> _Challenge_: Among these lines, how many include "true"? Answer only with the number.

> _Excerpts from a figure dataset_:
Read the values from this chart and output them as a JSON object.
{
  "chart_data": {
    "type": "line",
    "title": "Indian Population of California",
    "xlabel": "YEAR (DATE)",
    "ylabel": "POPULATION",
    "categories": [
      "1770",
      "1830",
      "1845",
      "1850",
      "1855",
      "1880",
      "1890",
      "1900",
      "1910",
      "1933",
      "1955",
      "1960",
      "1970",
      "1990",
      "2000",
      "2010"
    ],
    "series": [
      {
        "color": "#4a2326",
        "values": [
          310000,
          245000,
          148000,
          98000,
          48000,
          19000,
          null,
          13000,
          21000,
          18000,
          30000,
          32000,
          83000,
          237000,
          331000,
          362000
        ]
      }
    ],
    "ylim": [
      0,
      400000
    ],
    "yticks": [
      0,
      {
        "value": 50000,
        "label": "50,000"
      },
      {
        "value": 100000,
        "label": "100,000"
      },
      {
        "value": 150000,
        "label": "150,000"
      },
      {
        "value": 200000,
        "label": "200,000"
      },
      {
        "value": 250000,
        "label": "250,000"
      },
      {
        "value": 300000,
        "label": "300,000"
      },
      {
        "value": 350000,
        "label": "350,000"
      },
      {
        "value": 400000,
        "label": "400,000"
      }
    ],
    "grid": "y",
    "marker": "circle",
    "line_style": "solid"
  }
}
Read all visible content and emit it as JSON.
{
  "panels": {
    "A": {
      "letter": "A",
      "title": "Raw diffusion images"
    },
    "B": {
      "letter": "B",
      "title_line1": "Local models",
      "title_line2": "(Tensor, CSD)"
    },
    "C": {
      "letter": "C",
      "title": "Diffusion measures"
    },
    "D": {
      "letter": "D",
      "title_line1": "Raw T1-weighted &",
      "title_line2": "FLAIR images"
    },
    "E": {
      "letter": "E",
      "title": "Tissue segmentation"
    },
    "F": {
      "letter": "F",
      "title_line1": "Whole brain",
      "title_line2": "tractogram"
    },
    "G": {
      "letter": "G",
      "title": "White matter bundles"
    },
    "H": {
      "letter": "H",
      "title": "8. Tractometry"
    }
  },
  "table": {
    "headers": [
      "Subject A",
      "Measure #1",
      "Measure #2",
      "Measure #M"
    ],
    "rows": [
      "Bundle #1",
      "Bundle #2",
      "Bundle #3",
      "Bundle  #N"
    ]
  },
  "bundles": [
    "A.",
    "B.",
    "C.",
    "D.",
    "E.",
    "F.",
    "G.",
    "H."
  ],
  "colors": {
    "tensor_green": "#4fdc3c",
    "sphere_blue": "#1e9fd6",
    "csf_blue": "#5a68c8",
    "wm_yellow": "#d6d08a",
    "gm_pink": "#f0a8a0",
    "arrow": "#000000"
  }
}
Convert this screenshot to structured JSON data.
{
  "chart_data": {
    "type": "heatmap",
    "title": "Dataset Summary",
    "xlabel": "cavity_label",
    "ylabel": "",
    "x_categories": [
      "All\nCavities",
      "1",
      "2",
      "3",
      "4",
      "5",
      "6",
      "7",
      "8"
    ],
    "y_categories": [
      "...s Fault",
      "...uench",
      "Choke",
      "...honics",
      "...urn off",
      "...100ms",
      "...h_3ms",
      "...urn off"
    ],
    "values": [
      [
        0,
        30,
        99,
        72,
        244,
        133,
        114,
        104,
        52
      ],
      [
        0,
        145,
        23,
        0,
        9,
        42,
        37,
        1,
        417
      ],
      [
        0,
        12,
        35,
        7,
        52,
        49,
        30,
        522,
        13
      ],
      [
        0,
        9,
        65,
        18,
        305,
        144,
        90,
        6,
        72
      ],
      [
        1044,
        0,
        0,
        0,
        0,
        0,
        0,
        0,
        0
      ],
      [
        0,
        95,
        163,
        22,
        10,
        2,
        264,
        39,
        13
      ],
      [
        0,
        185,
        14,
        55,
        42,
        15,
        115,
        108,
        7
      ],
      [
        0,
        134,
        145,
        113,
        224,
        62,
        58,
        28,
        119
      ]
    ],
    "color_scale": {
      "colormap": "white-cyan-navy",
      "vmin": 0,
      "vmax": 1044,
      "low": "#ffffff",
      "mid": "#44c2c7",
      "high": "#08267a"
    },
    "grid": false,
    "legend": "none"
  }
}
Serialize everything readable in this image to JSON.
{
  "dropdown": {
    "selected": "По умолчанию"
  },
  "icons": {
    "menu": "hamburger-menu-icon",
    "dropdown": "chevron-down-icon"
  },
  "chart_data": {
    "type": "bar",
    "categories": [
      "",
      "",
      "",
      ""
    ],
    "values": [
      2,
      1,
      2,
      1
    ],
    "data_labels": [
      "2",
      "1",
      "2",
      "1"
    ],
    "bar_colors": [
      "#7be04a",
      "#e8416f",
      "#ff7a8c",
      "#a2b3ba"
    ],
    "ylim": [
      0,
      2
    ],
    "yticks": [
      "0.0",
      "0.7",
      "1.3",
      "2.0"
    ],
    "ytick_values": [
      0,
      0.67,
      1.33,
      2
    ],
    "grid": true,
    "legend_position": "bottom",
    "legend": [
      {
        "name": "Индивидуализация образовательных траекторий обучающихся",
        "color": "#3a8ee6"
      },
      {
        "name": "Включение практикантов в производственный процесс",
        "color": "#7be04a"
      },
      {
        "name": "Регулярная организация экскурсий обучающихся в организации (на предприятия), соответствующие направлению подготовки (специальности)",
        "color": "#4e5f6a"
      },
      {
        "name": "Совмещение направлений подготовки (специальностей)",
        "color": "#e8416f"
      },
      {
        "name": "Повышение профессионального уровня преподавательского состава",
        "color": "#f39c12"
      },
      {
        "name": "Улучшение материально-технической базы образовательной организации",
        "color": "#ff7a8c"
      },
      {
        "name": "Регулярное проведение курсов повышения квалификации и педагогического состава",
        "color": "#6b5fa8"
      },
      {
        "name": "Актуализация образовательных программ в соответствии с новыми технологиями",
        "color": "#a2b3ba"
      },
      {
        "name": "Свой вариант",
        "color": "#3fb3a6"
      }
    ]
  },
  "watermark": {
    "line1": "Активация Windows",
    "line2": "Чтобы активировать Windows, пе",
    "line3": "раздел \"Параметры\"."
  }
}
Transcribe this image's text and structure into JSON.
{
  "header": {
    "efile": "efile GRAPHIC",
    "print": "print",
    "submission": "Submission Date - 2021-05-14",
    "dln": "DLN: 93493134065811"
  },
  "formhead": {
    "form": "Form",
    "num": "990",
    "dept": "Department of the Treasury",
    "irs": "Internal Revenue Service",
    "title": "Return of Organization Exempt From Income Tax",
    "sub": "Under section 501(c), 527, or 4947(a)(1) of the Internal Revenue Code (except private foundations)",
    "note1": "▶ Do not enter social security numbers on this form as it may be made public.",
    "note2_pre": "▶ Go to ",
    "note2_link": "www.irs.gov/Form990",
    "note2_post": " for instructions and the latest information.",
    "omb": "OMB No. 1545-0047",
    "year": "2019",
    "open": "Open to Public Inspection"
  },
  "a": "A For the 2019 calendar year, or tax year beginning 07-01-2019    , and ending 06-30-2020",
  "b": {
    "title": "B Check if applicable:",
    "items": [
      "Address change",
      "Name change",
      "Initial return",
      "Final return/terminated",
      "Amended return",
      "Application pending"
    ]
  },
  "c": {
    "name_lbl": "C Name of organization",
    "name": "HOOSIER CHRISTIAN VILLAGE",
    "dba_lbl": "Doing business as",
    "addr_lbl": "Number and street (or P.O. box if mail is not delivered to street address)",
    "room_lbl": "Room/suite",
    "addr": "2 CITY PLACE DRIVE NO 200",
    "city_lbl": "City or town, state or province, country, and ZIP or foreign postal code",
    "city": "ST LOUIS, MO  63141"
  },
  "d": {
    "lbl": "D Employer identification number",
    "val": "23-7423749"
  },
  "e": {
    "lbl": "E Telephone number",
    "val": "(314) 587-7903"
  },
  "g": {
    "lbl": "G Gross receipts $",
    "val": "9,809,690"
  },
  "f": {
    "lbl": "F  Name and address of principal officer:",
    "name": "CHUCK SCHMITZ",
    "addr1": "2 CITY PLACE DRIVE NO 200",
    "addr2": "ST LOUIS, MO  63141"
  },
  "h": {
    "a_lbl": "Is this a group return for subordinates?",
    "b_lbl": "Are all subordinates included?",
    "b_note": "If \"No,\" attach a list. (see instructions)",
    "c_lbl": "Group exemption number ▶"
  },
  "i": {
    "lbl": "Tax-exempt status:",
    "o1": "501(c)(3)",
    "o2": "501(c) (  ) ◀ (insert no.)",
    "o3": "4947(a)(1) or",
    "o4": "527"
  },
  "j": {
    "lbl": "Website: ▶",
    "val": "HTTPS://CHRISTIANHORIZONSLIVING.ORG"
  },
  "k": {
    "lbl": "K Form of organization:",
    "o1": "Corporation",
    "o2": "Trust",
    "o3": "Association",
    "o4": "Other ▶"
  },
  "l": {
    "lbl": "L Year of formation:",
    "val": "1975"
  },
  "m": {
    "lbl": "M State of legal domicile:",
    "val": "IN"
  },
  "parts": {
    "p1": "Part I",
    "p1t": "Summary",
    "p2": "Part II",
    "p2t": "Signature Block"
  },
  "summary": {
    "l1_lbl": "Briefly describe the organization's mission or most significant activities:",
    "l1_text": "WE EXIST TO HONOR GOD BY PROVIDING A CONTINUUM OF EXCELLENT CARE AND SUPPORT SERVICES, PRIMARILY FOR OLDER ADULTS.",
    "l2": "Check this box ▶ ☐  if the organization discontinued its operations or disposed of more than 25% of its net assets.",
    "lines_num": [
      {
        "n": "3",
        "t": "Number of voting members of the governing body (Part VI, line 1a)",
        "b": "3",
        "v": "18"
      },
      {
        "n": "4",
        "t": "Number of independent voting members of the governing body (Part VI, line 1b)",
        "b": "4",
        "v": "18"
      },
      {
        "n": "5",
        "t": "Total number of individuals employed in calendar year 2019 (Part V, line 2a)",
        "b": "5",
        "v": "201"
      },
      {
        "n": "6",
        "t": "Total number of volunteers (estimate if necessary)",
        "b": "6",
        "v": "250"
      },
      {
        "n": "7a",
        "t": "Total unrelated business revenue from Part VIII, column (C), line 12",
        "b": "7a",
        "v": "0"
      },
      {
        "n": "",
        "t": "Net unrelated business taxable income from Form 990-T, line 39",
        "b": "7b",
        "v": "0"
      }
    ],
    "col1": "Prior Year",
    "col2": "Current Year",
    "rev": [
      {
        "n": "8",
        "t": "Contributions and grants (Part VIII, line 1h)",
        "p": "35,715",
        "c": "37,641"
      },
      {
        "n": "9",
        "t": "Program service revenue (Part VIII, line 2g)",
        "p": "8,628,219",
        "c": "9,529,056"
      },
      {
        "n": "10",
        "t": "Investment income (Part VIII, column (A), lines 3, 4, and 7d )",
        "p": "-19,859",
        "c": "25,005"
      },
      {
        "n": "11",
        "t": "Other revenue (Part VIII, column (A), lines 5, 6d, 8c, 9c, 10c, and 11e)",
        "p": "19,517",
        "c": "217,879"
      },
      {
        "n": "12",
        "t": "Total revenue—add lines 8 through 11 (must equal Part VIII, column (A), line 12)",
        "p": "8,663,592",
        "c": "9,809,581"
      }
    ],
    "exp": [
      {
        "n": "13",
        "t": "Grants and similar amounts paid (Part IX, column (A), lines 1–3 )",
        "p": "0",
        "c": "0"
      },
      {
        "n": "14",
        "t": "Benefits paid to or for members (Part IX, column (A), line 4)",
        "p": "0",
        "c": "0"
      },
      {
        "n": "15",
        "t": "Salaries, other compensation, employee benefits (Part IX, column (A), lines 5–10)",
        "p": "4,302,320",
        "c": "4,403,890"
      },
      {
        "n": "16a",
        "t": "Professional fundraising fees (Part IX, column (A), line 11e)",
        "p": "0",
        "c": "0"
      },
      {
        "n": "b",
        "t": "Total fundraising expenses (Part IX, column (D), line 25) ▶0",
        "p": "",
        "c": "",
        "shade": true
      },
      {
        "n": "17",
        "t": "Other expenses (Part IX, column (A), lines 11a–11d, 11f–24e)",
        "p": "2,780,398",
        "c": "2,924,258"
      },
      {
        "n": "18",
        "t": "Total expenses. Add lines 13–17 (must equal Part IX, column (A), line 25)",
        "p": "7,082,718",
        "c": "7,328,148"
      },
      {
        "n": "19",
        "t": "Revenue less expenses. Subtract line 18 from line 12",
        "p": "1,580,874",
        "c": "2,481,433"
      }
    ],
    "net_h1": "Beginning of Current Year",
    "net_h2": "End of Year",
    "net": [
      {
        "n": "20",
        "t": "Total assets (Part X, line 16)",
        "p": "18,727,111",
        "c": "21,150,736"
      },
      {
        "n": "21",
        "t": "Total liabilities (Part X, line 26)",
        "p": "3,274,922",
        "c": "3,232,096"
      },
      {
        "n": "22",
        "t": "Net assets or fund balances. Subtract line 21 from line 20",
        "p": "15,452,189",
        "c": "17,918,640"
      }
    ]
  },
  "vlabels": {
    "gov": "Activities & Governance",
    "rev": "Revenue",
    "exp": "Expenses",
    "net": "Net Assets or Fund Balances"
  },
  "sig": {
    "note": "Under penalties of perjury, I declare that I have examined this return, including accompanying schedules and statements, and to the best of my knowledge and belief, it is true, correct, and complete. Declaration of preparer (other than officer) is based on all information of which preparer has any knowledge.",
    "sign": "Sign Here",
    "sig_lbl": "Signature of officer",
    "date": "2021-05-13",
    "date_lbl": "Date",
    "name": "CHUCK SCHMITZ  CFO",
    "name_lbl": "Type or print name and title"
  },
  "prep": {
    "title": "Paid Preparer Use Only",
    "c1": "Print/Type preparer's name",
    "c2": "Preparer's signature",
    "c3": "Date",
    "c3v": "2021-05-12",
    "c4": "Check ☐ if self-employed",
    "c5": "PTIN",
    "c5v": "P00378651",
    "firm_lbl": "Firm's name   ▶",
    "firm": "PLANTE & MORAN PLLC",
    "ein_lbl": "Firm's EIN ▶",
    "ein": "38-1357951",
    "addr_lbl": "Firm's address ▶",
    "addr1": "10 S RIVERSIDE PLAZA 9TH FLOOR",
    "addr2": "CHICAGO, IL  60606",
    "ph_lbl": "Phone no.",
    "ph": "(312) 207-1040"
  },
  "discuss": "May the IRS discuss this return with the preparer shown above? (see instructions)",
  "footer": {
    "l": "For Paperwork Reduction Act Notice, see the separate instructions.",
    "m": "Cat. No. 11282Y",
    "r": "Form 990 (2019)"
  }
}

> _Expected answer_: 3